─── EXTRACTED RECORDS ───
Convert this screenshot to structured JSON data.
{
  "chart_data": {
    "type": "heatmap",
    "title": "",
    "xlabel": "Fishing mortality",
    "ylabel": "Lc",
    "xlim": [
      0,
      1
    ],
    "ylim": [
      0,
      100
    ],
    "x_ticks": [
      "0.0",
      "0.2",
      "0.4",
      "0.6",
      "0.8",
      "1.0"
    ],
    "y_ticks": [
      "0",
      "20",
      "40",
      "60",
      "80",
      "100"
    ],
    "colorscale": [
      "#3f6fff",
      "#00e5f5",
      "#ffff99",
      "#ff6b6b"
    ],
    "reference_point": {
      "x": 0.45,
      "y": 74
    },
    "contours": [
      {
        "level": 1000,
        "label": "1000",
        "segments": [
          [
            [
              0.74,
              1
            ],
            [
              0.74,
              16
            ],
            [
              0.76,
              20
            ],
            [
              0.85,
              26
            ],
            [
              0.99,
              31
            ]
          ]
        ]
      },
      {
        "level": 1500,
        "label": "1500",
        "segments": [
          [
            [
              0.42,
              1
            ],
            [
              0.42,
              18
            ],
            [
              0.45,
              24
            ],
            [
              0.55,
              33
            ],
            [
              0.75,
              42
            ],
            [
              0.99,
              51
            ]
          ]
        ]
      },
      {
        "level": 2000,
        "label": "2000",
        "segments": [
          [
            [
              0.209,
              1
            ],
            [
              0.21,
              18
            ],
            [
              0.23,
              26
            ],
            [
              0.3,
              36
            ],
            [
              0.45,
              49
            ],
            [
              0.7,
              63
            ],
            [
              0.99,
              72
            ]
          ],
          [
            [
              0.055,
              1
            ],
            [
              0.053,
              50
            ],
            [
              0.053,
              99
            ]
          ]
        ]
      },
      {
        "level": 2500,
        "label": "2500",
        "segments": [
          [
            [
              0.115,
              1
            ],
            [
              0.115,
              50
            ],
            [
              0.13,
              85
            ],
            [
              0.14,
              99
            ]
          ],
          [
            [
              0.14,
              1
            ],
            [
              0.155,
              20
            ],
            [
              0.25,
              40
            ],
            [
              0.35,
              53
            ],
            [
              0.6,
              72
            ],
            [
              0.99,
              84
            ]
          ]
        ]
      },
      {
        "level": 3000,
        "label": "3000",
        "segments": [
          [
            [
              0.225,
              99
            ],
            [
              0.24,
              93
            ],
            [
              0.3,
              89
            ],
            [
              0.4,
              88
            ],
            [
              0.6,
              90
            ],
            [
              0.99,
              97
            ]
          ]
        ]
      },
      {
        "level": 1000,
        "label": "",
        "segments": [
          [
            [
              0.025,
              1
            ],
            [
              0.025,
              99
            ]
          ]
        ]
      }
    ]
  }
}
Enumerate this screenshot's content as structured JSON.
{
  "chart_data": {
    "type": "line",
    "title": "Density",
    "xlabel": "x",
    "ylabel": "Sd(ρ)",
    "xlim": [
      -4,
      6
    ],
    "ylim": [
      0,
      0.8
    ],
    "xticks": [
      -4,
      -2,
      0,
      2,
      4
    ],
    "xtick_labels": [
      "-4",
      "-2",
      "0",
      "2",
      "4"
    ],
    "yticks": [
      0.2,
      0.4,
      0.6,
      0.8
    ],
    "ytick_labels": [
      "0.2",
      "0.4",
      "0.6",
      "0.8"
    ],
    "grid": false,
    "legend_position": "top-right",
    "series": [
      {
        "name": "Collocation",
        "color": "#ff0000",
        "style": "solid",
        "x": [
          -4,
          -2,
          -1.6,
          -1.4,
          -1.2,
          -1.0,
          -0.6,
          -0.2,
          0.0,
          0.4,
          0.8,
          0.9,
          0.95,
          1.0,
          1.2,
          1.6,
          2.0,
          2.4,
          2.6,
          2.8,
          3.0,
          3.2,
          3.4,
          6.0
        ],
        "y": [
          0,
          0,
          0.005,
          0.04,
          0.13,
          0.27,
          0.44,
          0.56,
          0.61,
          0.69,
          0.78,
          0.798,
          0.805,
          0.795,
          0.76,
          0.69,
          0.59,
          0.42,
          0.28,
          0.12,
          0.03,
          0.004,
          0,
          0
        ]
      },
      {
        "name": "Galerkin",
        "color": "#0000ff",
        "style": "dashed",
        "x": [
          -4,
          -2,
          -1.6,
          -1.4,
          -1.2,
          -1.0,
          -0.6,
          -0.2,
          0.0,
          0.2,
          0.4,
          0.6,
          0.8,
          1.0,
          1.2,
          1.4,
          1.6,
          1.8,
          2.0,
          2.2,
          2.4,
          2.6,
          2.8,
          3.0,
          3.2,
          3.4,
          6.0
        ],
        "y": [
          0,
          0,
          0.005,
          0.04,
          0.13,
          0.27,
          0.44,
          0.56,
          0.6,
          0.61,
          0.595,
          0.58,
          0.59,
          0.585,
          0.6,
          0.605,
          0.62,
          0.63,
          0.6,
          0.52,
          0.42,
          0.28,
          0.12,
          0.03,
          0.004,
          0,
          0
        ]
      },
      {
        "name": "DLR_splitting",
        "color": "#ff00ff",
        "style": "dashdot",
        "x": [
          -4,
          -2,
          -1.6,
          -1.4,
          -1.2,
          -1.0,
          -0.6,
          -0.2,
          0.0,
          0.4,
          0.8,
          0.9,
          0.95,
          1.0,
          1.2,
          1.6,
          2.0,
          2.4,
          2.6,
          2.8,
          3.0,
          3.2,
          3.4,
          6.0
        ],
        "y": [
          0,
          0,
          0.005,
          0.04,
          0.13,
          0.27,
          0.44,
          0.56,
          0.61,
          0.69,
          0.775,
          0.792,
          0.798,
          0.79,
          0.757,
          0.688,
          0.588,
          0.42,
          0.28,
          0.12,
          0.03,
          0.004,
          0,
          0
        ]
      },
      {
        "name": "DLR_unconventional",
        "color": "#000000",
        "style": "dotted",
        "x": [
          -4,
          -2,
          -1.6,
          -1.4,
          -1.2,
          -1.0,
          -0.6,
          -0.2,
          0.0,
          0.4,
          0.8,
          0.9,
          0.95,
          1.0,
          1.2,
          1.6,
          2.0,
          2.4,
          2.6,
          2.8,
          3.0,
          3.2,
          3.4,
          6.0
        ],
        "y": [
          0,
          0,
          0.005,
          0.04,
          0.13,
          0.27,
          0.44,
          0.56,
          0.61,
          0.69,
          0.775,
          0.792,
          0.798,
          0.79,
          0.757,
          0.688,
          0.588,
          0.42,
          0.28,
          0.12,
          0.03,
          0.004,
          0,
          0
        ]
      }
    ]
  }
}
───
### EXERCISE BRIEF
Check every line for "name" and show the ones that have it.

### EXERCISE SOLUTION
        "name": "Collocation",
        "name": "Galerkin",
        "name": "DLR_splitting",
        "name": "DLR_unconventional",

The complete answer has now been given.